─── RECORDS SHOWN ───
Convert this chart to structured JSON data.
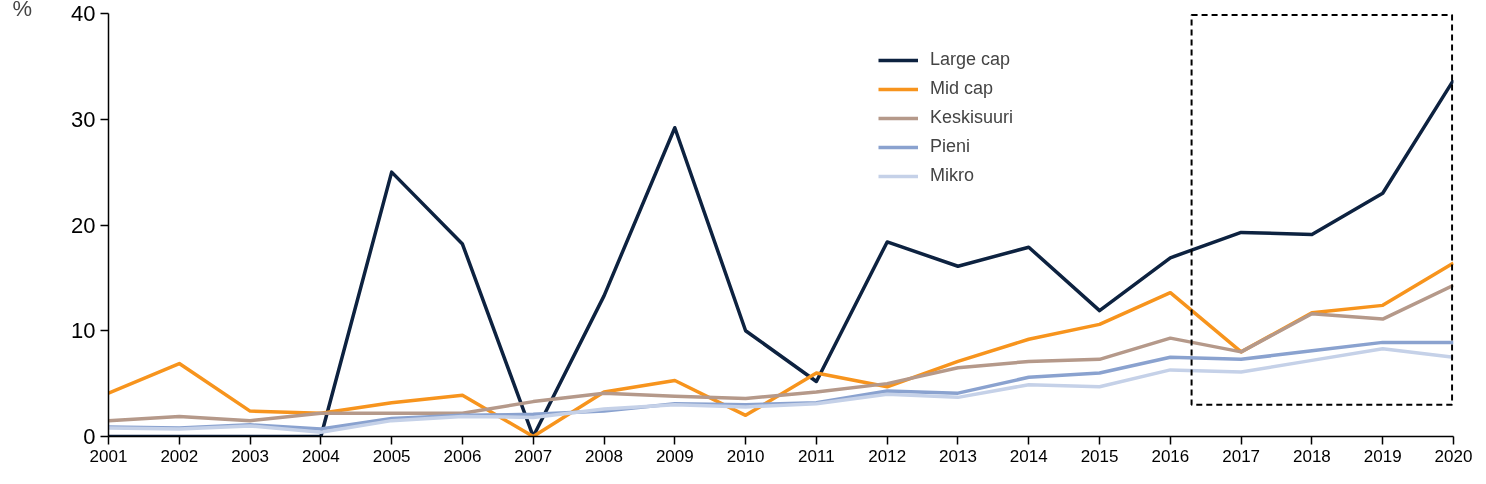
{
  "chart_data": {
    "type": "line",
    "ylabel": "%",
    "categories": [
      "2001",
      "2002",
      "2003",
      "2004",
      "2005",
      "2006",
      "2007",
      "2008",
      "2009",
      "2010",
      "2011",
      "2012",
      "2013",
      "2014",
      "2015",
      "2016",
      "2017",
      "2018",
      "2019",
      "2020"
    ],
    "series": [
      {
        "name": "Large cap",
        "color": "#0d2240",
        "values": [
          0,
          0,
          0,
          0,
          25,
          18.2,
          0,
          13.3,
          29.2,
          10,
          5.2,
          18.4,
          16.1,
          17.9,
          11.9,
          16.9,
          19.3,
          19.1,
          23,
          33.7
        ]
      },
      {
        "name": "Mid cap",
        "color": "#f7941d",
        "values": [
          4.1,
          6.9,
          2.4,
          2.2,
          3.2,
          3.9,
          0,
          4.2,
          5.3,
          2.0,
          6.0,
          4.7,
          7.1,
          9.2,
          10.6,
          13.6,
          8.0,
          11.7,
          12.4,
          16.4
        ]
      },
      {
        "name": "Keskisuuri",
        "color": "#b5998a",
        "values": [
          1.5,
          1.9,
          1.5,
          2.2,
          2.2,
          2.2,
          3.3,
          4.1,
          3.8,
          3.6,
          4.2,
          5.0,
          6.5,
          7.1,
          7.3,
          9.3,
          8.0,
          11.6,
          11.1,
          14.3
        ]
      },
      {
        "name": "Pieni",
        "color": "#8aa2cf",
        "values": [
          0.9,
          0.8,
          1.1,
          0.7,
          1.7,
          2.0,
          2.1,
          2.4,
          3.1,
          3.0,
          3.2,
          4.3,
          4.1,
          5.6,
          6.0,
          7.5,
          7.3,
          8.1,
          8.9,
          8.9
        ]
      },
      {
        "name": "Mikro",
        "color": "#c5d1e8",
        "values": [
          0.8,
          0.7,
          1.0,
          0.4,
          1.5,
          1.9,
          1.8,
          2.6,
          3.0,
          2.8,
          3.1,
          4.0,
          3.7,
          4.9,
          4.7,
          6.3,
          6.1,
          7.2,
          8.3,
          7.5
        ]
      }
    ],
    "ylim": [
      0,
      40
    ],
    "yticks": [
      0,
      10,
      20,
      30,
      40
    ],
    "grid": false,
    "legend": "top",
    "marker": "none",
    "line_style": "solid"
  }
}
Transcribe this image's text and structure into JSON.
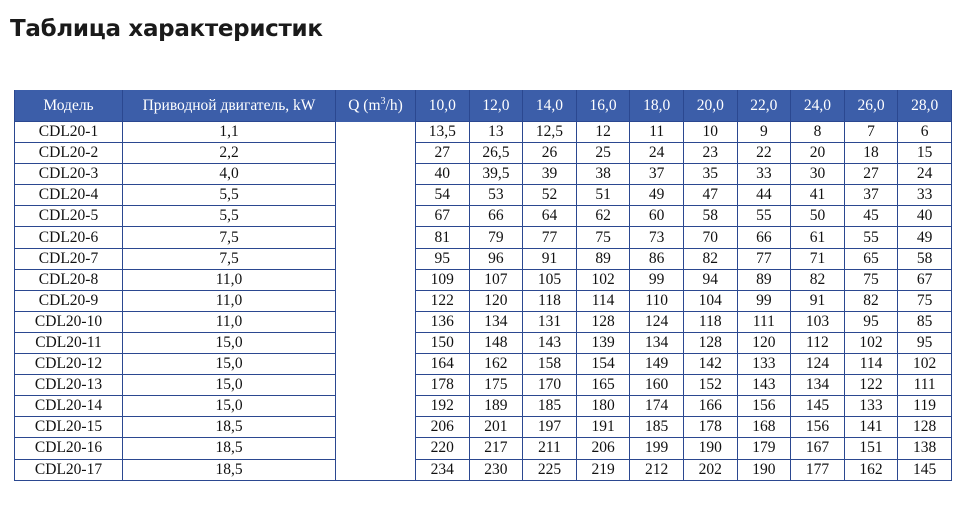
{
  "title": "Таблица характеристик",
  "table": {
    "headers": {
      "model": "Модель",
      "motor": "Приводной двигатель, kW",
      "q_prefix": "Q (m",
      "q_sup": "3",
      "q_suffix": "/h)",
      "flows": [
        "10,0",
        "12,0",
        "14,0",
        "16,0",
        "18,0",
        "20,0",
        "22,0",
        "24,0",
        "26,0",
        "28,0"
      ]
    },
    "rows": [
      {
        "model": "CDL20-1",
        "motor": "1,1",
        "values": [
          "13,5",
          "13",
          "12,5",
          "12",
          "11",
          "10",
          "9",
          "8",
          "7",
          "6"
        ]
      },
      {
        "model": "CDL20-2",
        "motor": "2,2",
        "values": [
          "27",
          "26,5",
          "26",
          "25",
          "24",
          "23",
          "22",
          "20",
          "18",
          "15"
        ]
      },
      {
        "model": "CDL20-3",
        "motor": "4,0",
        "values": [
          "40",
          "39,5",
          "39",
          "38",
          "37",
          "35",
          "33",
          "30",
          "27",
          "24"
        ]
      },
      {
        "model": "CDL20-4",
        "motor": "5,5",
        "values": [
          "54",
          "53",
          "52",
          "51",
          "49",
          "47",
          "44",
          "41",
          "37",
          "33"
        ]
      },
      {
        "model": "CDL20-5",
        "motor": "5,5",
        "values": [
          "67",
          "66",
          "64",
          "62",
          "60",
          "58",
          "55",
          "50",
          "45",
          "40"
        ]
      },
      {
        "model": "CDL20-6",
        "motor": "7,5",
        "values": [
          "81",
          "79",
          "77",
          "75",
          "73",
          "70",
          "66",
          "61",
          "55",
          "49"
        ]
      },
      {
        "model": "CDL20-7",
        "motor": "7,5",
        "values": [
          "95",
          "96",
          "91",
          "89",
          "86",
          "82",
          "77",
          "71",
          "65",
          "58"
        ]
      },
      {
        "model": "CDL20-8",
        "motor": "11,0",
        "values": [
          "109",
          "107",
          "105",
          "102",
          "99",
          "94",
          "89",
          "82",
          "75",
          "67"
        ]
      },
      {
        "model": "CDL20-9",
        "motor": "11,0",
        "values": [
          "122",
          "120",
          "118",
          "114",
          "110",
          "104",
          "99",
          "91",
          "82",
          "75"
        ]
      },
      {
        "model": "CDL20-10",
        "motor": "11,0",
        "values": [
          "136",
          "134",
          "131",
          "128",
          "124",
          "118",
          "111",
          "103",
          "95",
          "85"
        ]
      },
      {
        "model": "CDL20-11",
        "motor": "15,0",
        "values": [
          "150",
          "148",
          "143",
          "139",
          "134",
          "128",
          "120",
          "112",
          "102",
          "95"
        ]
      },
      {
        "model": "CDL20-12",
        "motor": "15,0",
        "values": [
          "164",
          "162",
          "158",
          "154",
          "149",
          "142",
          "133",
          "124",
          "114",
          "102"
        ]
      },
      {
        "model": "CDL20-13",
        "motor": "15,0",
        "values": [
          "178",
          "175",
          "170",
          "165",
          "160",
          "152",
          "143",
          "134",
          "122",
          "111"
        ]
      },
      {
        "model": "CDL20-14",
        "motor": "15,0",
        "values": [
          "192",
          "189",
          "185",
          "180",
          "174",
          "166",
          "156",
          "145",
          "133",
          "119"
        ]
      },
      {
        "model": "CDL20-15",
        "motor": "18,5",
        "values": [
          "206",
          "201",
          "197",
          "191",
          "185",
          "178",
          "168",
          "156",
          "141",
          "128"
        ]
      },
      {
        "model": "CDL20-16",
        "motor": "18,5",
        "values": [
          "220",
          "217",
          "211",
          "206",
          "199",
          "190",
          "179",
          "167",
          "151",
          "138"
        ]
      },
      {
        "model": "CDL20-17",
        "motor": "18,5",
        "values": [
          "234",
          "230",
          "225",
          "219",
          "212",
          "202",
          "190",
          "177",
          "162",
          "145"
        ]
      }
    ]
  },
  "colors": {
    "header_bg": "#3c5ea9",
    "border": "#2b4890"
  }
}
───
## [PROBLEM TO SOLVE]
In the listing, find every line containing the word "name" and list it.

## [THE SOLUTION]
        "name": "Large cap",
        "name": "Mid cap",
        "name": "Keskisuuri",
        "name": "Pieni",
        "name": "Mikro",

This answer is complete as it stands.